**Exercise**
Copy out each line of the listing that has the word "punktów" in it.

**Records supplied**
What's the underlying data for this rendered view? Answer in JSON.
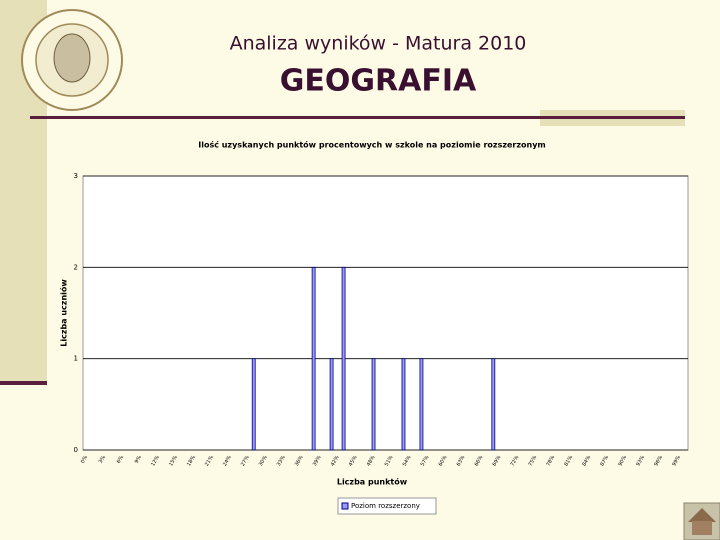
{
  "header": {
    "subtitle": "Analiza wyników  - Matura 2010",
    "title": "GEOGRAFIA"
  },
  "chart_data": {
    "type": "bar",
    "title": "Ilość uzyskanych punktów procentowych w szkole na poziomie rozszerzonym",
    "y_label": "Liczba uczniów",
    "x_label": "Liczba punktów",
    "categories": [
      "0%",
      null,
      null,
      "3%",
      null,
      null,
      "6%",
      null,
      null,
      "9%",
      null,
      null,
      "12%",
      null,
      null,
      "15%",
      null,
      null,
      "18%",
      null,
      null,
      "21%",
      null,
      null,
      "24%",
      null,
      null,
      "27%",
      null,
      null,
      "30%",
      null,
      null,
      "33%",
      null,
      null,
      "36%",
      null,
      null,
      "39%",
      null,
      null,
      "42%",
      null,
      null,
      "45%",
      null,
      null,
      "48%",
      null,
      null,
      "51%",
      null,
      null,
      "54%",
      null,
      null,
      "57%",
      null,
      null,
      "60%",
      null,
      null,
      "63%",
      null,
      null,
      "66%",
      null,
      null,
      "69%",
      null,
      null,
      "72%",
      null,
      null,
      "75%",
      null,
      null,
      "78%",
      null,
      null,
      "81%",
      null,
      null,
      "84%",
      null,
      null,
      "87%",
      null,
      null,
      "90%",
      null,
      null,
      "93%",
      null,
      null,
      "96%",
      null,
      null,
      "99%",
      null
    ],
    "series": [
      {
        "name": "Poziom rozszerzony",
        "color": "#9999ff",
        "values": [
          0,
          0,
          0,
          0,
          0,
          0,
          0,
          0,
          0,
          0,
          0,
          0,
          0,
          0,
          0,
          0,
          0,
          0,
          0,
          0,
          0,
          0,
          0,
          0,
          0,
          0,
          0,
          0,
          1,
          0,
          0,
          0,
          0,
          0,
          0,
          0,
          0,
          0,
          2,
          0,
          0,
          1,
          0,
          2,
          0,
          0,
          0,
          0,
          1,
          0,
          0,
          0,
          0,
          1,
          0,
          0,
          1,
          0,
          0,
          0,
          0,
          0,
          0,
          0,
          0,
          0,
          0,
          0,
          1,
          0,
          0,
          0,
          0,
          0,
          0,
          0,
          0,
          0,
          0,
          0,
          0,
          0,
          0,
          0,
          0,
          0,
          0,
          0,
          0,
          0,
          0,
          0,
          0,
          0,
          0,
          0,
          0,
          0,
          0,
          0,
          0
        ]
      }
    ],
    "ylim": [
      0,
      3
    ],
    "yticks": [
      0,
      1,
      2,
      3
    ],
    "grid": true
  }
}
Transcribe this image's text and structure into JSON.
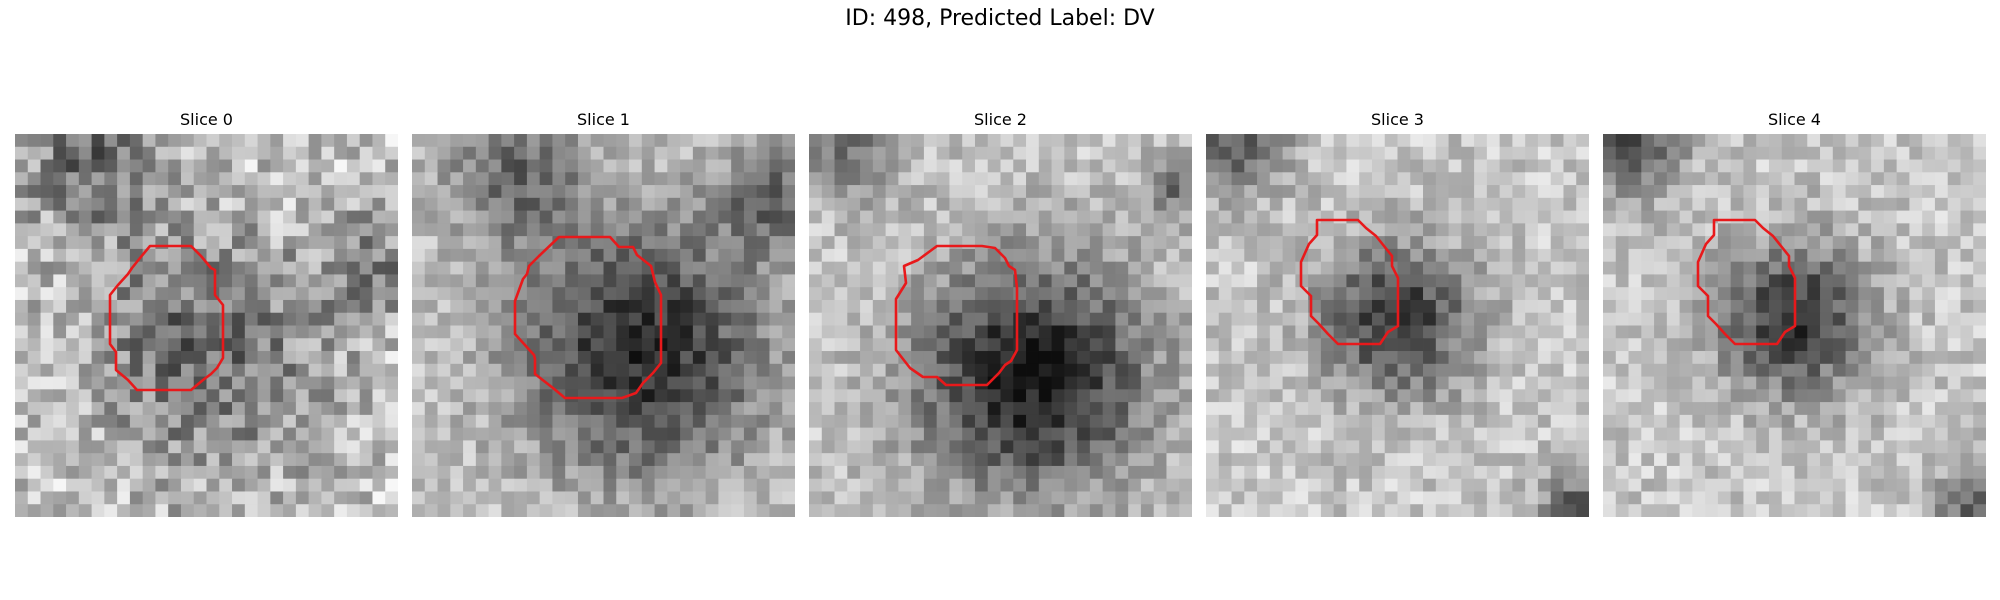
{
  "figure": {
    "title": "ID: 498, Predicted Label: DV"
  },
  "slices": [
    {
      "title": "Slice 0"
    },
    {
      "title": "Slice 1"
    },
    {
      "title": "Slice 2"
    },
    {
      "title": "Slice 3"
    },
    {
      "title": "Slice 4"
    }
  ],
  "colors": {
    "contour": "#e8191b"
  }
}
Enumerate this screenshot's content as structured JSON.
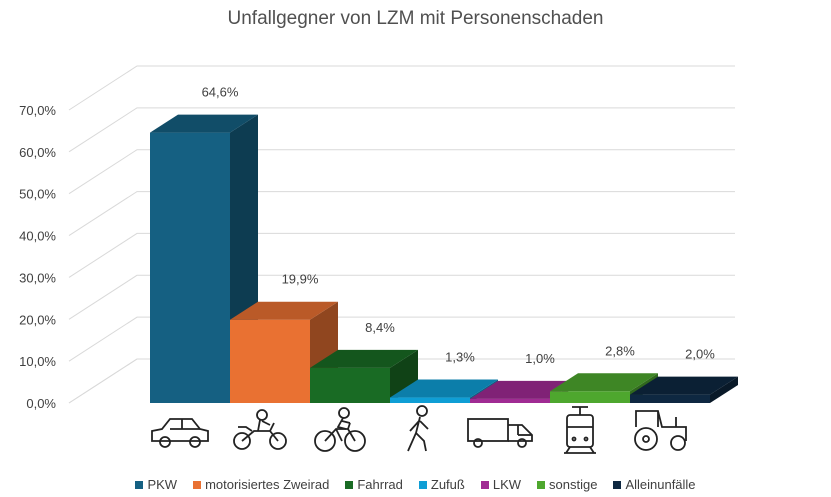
{
  "chart_data": {
    "type": "bar",
    "title": "Unfallgegner von LZM mit Personenschaden",
    "categories": [
      "PKW",
      "motorisiertes Zweirad",
      "Fahrrad",
      "Zufuß",
      "LKW",
      "sonstige",
      "Alleinunfälle"
    ],
    "values": [
      64.6,
      19.9,
      8.4,
      1.3,
      1.0,
      2.8,
      2.0
    ],
    "data_labels": [
      "64,6%",
      "19,9%",
      "8,4%",
      "1,3%",
      "1,0%",
      "2,8%",
      "2,0%"
    ],
    "colors": [
      "#156082",
      "#E97132",
      "#196B24",
      "#0F9ED5",
      "#A02B93",
      "#4EA72E",
      "#0E2841"
    ],
    "icons": [
      "car-icon",
      "motorcycle-icon",
      "bicycle-icon",
      "pedestrian-icon",
      "truck-icon",
      "tram-icon",
      "tractor-icon"
    ],
    "ytick_labels": [
      "0,0%",
      "10,0%",
      "20,0%",
      "30,0%",
      "40,0%",
      "50,0%",
      "60,0%",
      "70,0%"
    ],
    "ylim": [
      0,
      70
    ],
    "legend_position": "bottom",
    "grid": true,
    "style": "3d-column"
  }
}
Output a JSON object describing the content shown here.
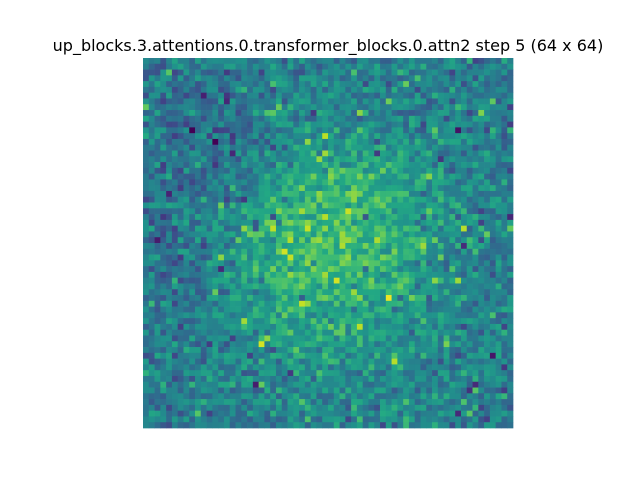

**Response below**
    "title": "Ilość uzyskanych punktów procentowych w szkole na poziomie rozszerzonym",
    "x_label": "Liczba punktów",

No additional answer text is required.